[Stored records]
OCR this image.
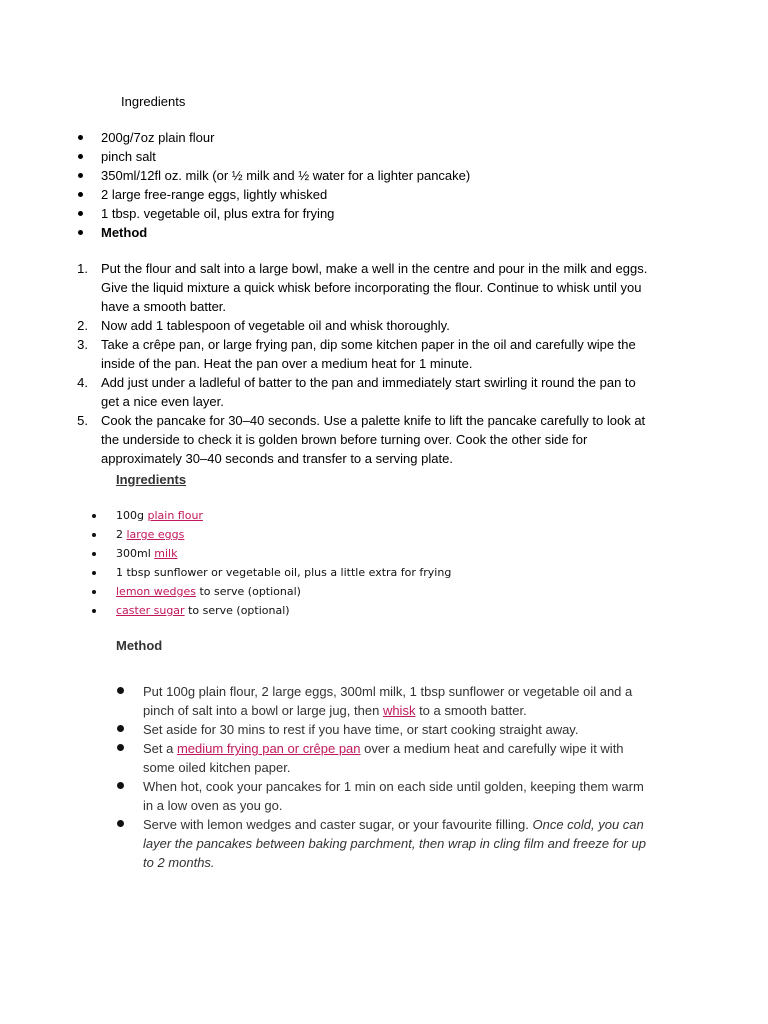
Ingredients
200g/7oz plain flour
pinch salt
350ml/12fl oz. milk (or ½ milk and ½ water for a lighter pancake)
2 large free-range eggs, lightly whisked
1 tbsp. vegetable oil, plus extra for frying
Method
1. Put the flour and salt into a large bowl, make a well in the centre and pour in the milk and eggs.
Give the liquid mixture a quick whisk before incorporating the flour. Continue to whisk until you
have a smooth batter.
2. Now add 1 tablespoon of vegetable oil and whisk thoroughly.
3. Take a crêpe pan, or large frying pan, dip some kitchen paper in the oil and carefully wipe the
inside of the pan. Heat the pan over a medium heat for 1 minute.
4. Add just under a ladleful of batter to the pan and immediately start swirling it round the pan to
get a nice even layer.
5. Cook the pancake for 30–40 seconds. Use a palette knife to lift the pancake carefully to look at
the underside to check it is golden brown before turning over. Cook the other side for
approximately 30–40 seconds and transfer to a serving plate.
Ingredients
100g plain flour
2 large eggs
300ml milk
1 tbsp sunflower or vegetable oil, plus a little extra for frying
lemon wedges to serve (optional)
caster sugar to serve (optional)
Method
Put 100g plain flour, 2 large eggs, 300ml milk, 1 tbsp sunflower or vegetable oil and a
pinch of salt into a bowl or large jug, then whisk to a smooth batter.
Set aside for 30 mins to rest if you have time, or start cooking straight away.
Set a medium frying pan or crêpe pan over a medium heat and carefully wipe it with
some oiled kitchen paper.
When hot, cook your pancakes for 1 min on each side until golden, keeping them warm
in a low oven as you go.
Serve with lemon wedges and caster sugar, or your favourite filling. Once cold, you can
layer the pancakes between baking parchment, then wrap in cling film and freeze for up
to 2 months.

- WHAT IS ASKED
Omit the pictures and reproduce the listing exactly.

- SOLUTION TO THIS TASK
OCR this image.
Ingredients
200g/7oz plain flour
pinch salt
350ml/12fl oz. milk (or ½ milk and ½ water for a lighter pancake)
2 large free-range eggs, lightly whisked
1 tbsp. vegetable oil, plus extra for frying
Method
1. Put the flour and salt into a large bowl, make a well in the centre and pour in the milk and eggs.
Give the liquid mixture a quick whisk before incorporating the flour. Continue to whisk until you
have a smooth batter.
2. Now add 1 tablespoon of vegetable oil and whisk thoroughly.
3. Take a crêpe pan, or large frying pan, dip some kitchen paper in the oil and carefully wipe the
inside of the pan. Heat the pan over a medium heat for 1 minute.
4. Add just under a ladleful of batter to the pan and immediately start swirling it round the pan to
get a nice even layer.
5. Cook the pancake for 30–40 seconds. Use a palette knife to lift the pancake carefully to look at
the underside to check it is golden brown before turning over. Cook the other side for
approximately 30–40 seconds and transfer to a serving plate.
Ingredients
100g plain flour
2 large eggs
300ml milk
1 tbsp sunflower or vegetable oil, plus a little extra for frying
lemon wedges to serve (optional)
caster sugar to serve (optional)
Method
Put 100g plain flour, 2 large eggs, 300ml milk, 1 tbsp sunflower or vegetable oil and a
pinch of salt into a bowl or large jug, then whisk to a smooth batter.
Set aside for 30 mins to rest if you have time, or start cooking straight away.
Set a medium frying pan or crêpe pan over a medium heat and carefully wipe it with
some oiled kitchen paper.
When hot, cook your pancakes for 1 min on each side until golden, keeping them warm
in a low oven as you go.
Serve with lemon wedges and caster sugar, or your favourite filling. Once cold, you can
layer the pancakes between baking parchment, then wrap in cling film and freeze for up
to 2 months.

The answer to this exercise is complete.